Reproduce the listing below character for character; drop every image.

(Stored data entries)
[START]

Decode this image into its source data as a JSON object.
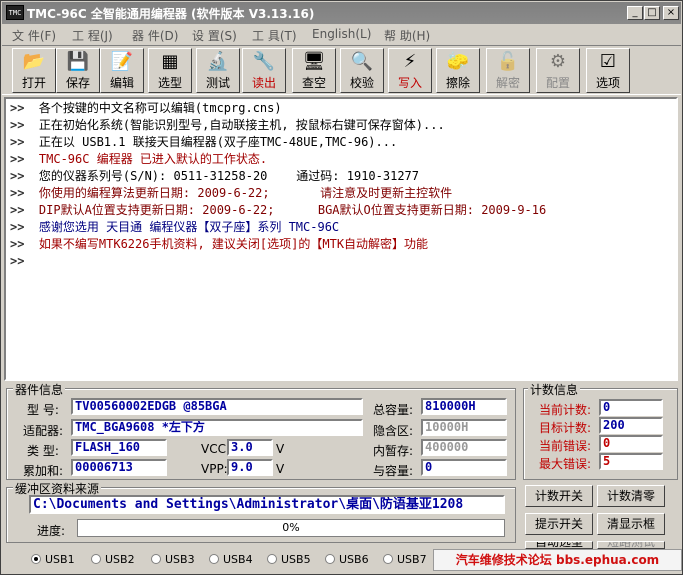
{
  "window": {
    "app_icon_text": "TMC",
    "title": "TMC-96C 全智能通用编程器 (软件版本 V3.13.16)",
    "min_glyph": "_",
    "max_glyph": "□",
    "close_glyph": "×"
  },
  "menu": [
    "文 件(F)",
    "工 程(J)",
    "器 件(D)",
    "设 置(S)",
    "工 具(T)",
    "English(L)",
    "帮 助(H)"
  ],
  "toolbar": [
    {
      "label": "打开",
      "icon": "open-folder-icon",
      "glyph": "📂",
      "enabled": true
    },
    {
      "label": "保存",
      "icon": "save-disk-icon",
      "glyph": "💾",
      "enabled": true
    },
    {
      "label": "编辑",
      "icon": "edit-icon",
      "glyph": "📝",
      "enabled": true
    },
    {
      "label": "选型",
      "icon": "chip-icon",
      "glyph": "▦",
      "enabled": true
    },
    {
      "label": "测试",
      "icon": "test-chip-icon",
      "glyph": "🔬",
      "enabled": true
    },
    {
      "label": "读出",
      "icon": "read-icon",
      "glyph": "🔧",
      "enabled": true,
      "color": "#c00000"
    },
    {
      "label": "查空",
      "icon": "blank-check-icon",
      "glyph": "🖥",
      "enabled": true
    },
    {
      "label": "校验",
      "icon": "verify-icon",
      "glyph": "🔍",
      "enabled": true
    },
    {
      "label": "写入",
      "icon": "write-lightning-icon",
      "glyph": "⚡",
      "enabled": true,
      "color": "#c00000"
    },
    {
      "label": "擦除",
      "icon": "erase-icon",
      "glyph": "🧽",
      "enabled": true
    },
    {
      "label": "解密",
      "icon": "decrypt-icon",
      "glyph": "🔓",
      "enabled": false
    },
    {
      "label": "配置",
      "icon": "config-icon",
      "glyph": "⚙",
      "enabled": false
    },
    {
      "label": "选项",
      "icon": "options-checklist-icon",
      "glyph": "☑",
      "enabled": true
    }
  ],
  "log": [
    {
      "prefix": ">>",
      "text": "  各个按键的中文名称可以编辑(tmcprg.cns)",
      "color": "#000000"
    },
    {
      "prefix": ">>",
      "text": "  正在初始化系统(智能识别型号,自动联接主机, 按鼠标右键可保存窗体)...",
      "color": "#000000"
    },
    {
      "prefix": ">>",
      "text": "  正在以 USB1.1 联接天目编程器(双子座TMC-48UE,TMC-96)...",
      "color": "#000000"
    },
    {
      "prefix": ">>",
      "text": "  TMC-96C 编程器 已进入默认的工作状态.",
      "color": "#a00000"
    },
    {
      "prefix": ">>",
      "text": "  您的仪器系列号(S/N): 0511-31258-20    通过码: 1910-31277",
      "color": "#000000"
    },
    {
      "prefix": ">>",
      "text": "  你使用的编程算法更新日期: 2009-6-22;       请注意及时更新主控软件",
      "color": "#800000"
    },
    {
      "prefix": ">>",
      "text": "  DIP默认A位置支持更新日期: 2009-6-22;      BGA默认O位置支持更新日期: 2009-9-16",
      "color": "#800000"
    },
    {
      "prefix": ">>",
      "text": "  感谢您选用 天目通 编程仪器【双子座】系列 TMC-96C",
      "color": "#000080"
    },
    {
      "prefix": ">>",
      "text": "  如果不编写MTK6226手机资料, 建议关闭[选项]的【MTK自动解密】功能",
      "color": "#a00000"
    },
    {
      "prefix": ">>",
      "text": "",
      "color": "#000000"
    }
  ],
  "device": {
    "legend": "器件信息",
    "model_label": "型 号:",
    "model": "TV00560002EDGB @85BGA",
    "adapter_label": "适配器:",
    "adapter": "TMC_BGA9608 *左下方",
    "type_label": "类 型:",
    "type": "FLASH_160",
    "checksum_label": "累加和:",
    "checksum": "00006713",
    "vcc_label": "VCC:",
    "vcc": "3.0",
    "vcc_unit": "V",
    "vpp_label": "VPP:",
    "vpp": "9.0",
    "vpp_unit": "V",
    "total_label": "总容量:",
    "total": "810000H",
    "hidden_label": "隐含区:",
    "hidden": "10000H",
    "mem_label": "内暂存:",
    "mem": "400000",
    "extra_label": "与容量:",
    "extra": "0"
  },
  "counter": {
    "legend": "计数信息",
    "current_label": "当前计数:",
    "current": "0",
    "target_label": "目标计数:",
    "target": "200",
    "err_label": "当前错误:",
    "err": "0",
    "maxerr_label": "最大错误:",
    "maxerr": "5"
  },
  "buffer": {
    "legend": "缓冲区资料来源",
    "path": "C:\\Documents and Settings\\Administrator\\桌面\\防语基亚1208",
    "progress_label": "进度:",
    "progress_text": "0%",
    "progress": 0
  },
  "buttons": [
    "计数开关",
    "计数清零",
    "提示开关",
    "清显示框",
    "自动选型",
    "短路测试"
  ],
  "usb": {
    "selected": "USB1",
    "options": [
      "USB1",
      "USB2",
      "USB3",
      "USB4",
      "USB5",
      "USB6",
      "USB7"
    ]
  },
  "watermark": "汽车维修技术论坛 bbs.ephua.com"
}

[END]

### Worked solution
Decode this image into its source data as a JSON object.
{
  "window": {
    "app_icon_text": "TMC",
    "title": "TMC-96C 全智能通用编程器 (软件版本 V3.13.16)",
    "min_glyph": "_",
    "max_glyph": "□",
    "close_glyph": "×"
  },
  "menu": [
    "文 件(F)",
    "工 程(J)",
    "器 件(D)",
    "设 置(S)",
    "工 具(T)",
    "English(L)",
    "帮 助(H)"
  ],
  "toolbar": [
    {
      "label": "打开",
      "icon": "open-folder-icon",
      "glyph": "📂",
      "enabled": true
    },
    {
      "label": "保存",
      "icon": "save-disk-icon",
      "glyph": "💾",
      "enabled": true
    },
    {
      "label": "编辑",
      "icon": "edit-icon",
      "glyph": "📝",
      "enabled": true
    },
    {
      "label": "选型",
      "icon": "chip-icon",
      "glyph": "▦",
      "enabled": true
    },
    {
      "label": "测试",
      "icon": "test-chip-icon",
      "glyph": "🔬",
      "enabled": true
    },
    {
      "label": "读出",
      "icon": "read-icon",
      "glyph": "🔧",
      "enabled": true,
      "color": "#c00000"
    },
    {
      "label": "查空",
      "icon": "blank-check-icon",
      "glyph": "🖥",
      "enabled": true
    },
    {
      "label": "校验",
      "icon": "verify-icon",
      "glyph": "🔍",
      "enabled": true
    },
    {
      "label": "写入",
      "icon": "write-lightning-icon",
      "glyph": "⚡",
      "enabled": true,
      "color": "#c00000"
    },
    {
      "label": "擦除",
      "icon": "erase-icon",
      "glyph": "🧽",
      "enabled": true
    },
    {
      "label": "解密",
      "icon": "decrypt-icon",
      "glyph": "🔓",
      "enabled": false
    },
    {
      "label": "配置",
      "icon": "config-icon",
      "glyph": "⚙",
      "enabled": false
    },
    {
      "label": "选项",
      "icon": "options-checklist-icon",
      "glyph": "☑",
      "enabled": true
    }
  ],
  "log": [
    {
      "prefix": ">>",
      "text": "  各个按键的中文名称可以编辑(tmcprg.cns)",
      "color": "#000000"
    },
    {
      "prefix": ">>",
      "text": "  正在初始化系统(智能识别型号,自动联接主机, 按鼠标右键可保存窗体)...",
      "color": "#000000"
    },
    {
      "prefix": ">>",
      "text": "  正在以 USB1.1 联接天目编程器(双子座TMC-48UE,TMC-96)...",
      "color": "#000000"
    },
    {
      "prefix": ">>",
      "text": "  TMC-96C 编程器 已进入默认的工作状态.",
      "color": "#a00000"
    },
    {
      "prefix": ">>",
      "text": "  您的仪器系列号(S/N): 0511-31258-20    通过码: 1910-31277",
      "color": "#000000"
    },
    {
      "prefix": ">>",
      "text": "  你使用的编程算法更新日期: 2009-6-22;       请注意及时更新主控软件",
      "color": "#800000"
    },
    {
      "prefix": ">>",
      "text": "  DIP默认A位置支持更新日期: 2009-6-22;      BGA默认O位置支持更新日期: 2009-9-16",
      "color": "#800000"
    },
    {
      "prefix": ">>",
      "text": "  感谢您选用 天目通 编程仪器【双子座】系列 TMC-96C",
      "color": "#000080"
    },
    {
      "prefix": ">>",
      "text": "  如果不编写MTK6226手机资料, 建议关闭[选项]的【MTK自动解密】功能",
      "color": "#a00000"
    },
    {
      "prefix": ">>",
      "text": "",
      "color": "#000000"
    }
  ],
  "device": {
    "legend": "器件信息",
    "model_label": "型 号:",
    "model": "TV00560002EDGB @85BGA",
    "adapter_label": "适配器:",
    "adapter": "TMC_BGA9608 *左下方",
    "type_label": "类 型:",
    "type": "FLASH_160",
    "checksum_label": "累加和:",
    "checksum": "00006713",
    "vcc_label": "VCC:",
    "vcc": "3.0",
    "vcc_unit": "V",
    "vpp_label": "VPP:",
    "vpp": "9.0",
    "vpp_unit": "V",
    "total_label": "总容量:",
    "total": "810000H",
    "hidden_label": "隐含区:",
    "hidden": "10000H",
    "mem_label": "内暂存:",
    "mem": "400000",
    "extra_label": "与容量:",
    "extra": "0"
  },
  "counter": {
    "legend": "计数信息",
    "current_label": "当前计数:",
    "current": "0",
    "target_label": "目标计数:",
    "target": "200",
    "err_label": "当前错误:",
    "err": "0",
    "maxerr_label": "最大错误:",
    "maxerr": "5"
  },
  "buffer": {
    "legend": "缓冲区资料来源",
    "path": "C:\\Documents and Settings\\Administrator\\桌面\\防语基亚1208",
    "progress_label": "进度:",
    "progress_text": "0%",
    "progress": 0
  },
  "buttons": [
    "计数开关",
    "计数清零",
    "提示开关",
    "清显示框",
    "自动选型",
    "短路测试"
  ],
  "usb": {
    "selected": "USB1",
    "options": [
      "USB1",
      "USB2",
      "USB3",
      "USB4",
      "USB5",
      "USB6",
      "USB7"
    ]
  },
  "watermark": "汽车维修技术论坛 bbs.ephua.com"
}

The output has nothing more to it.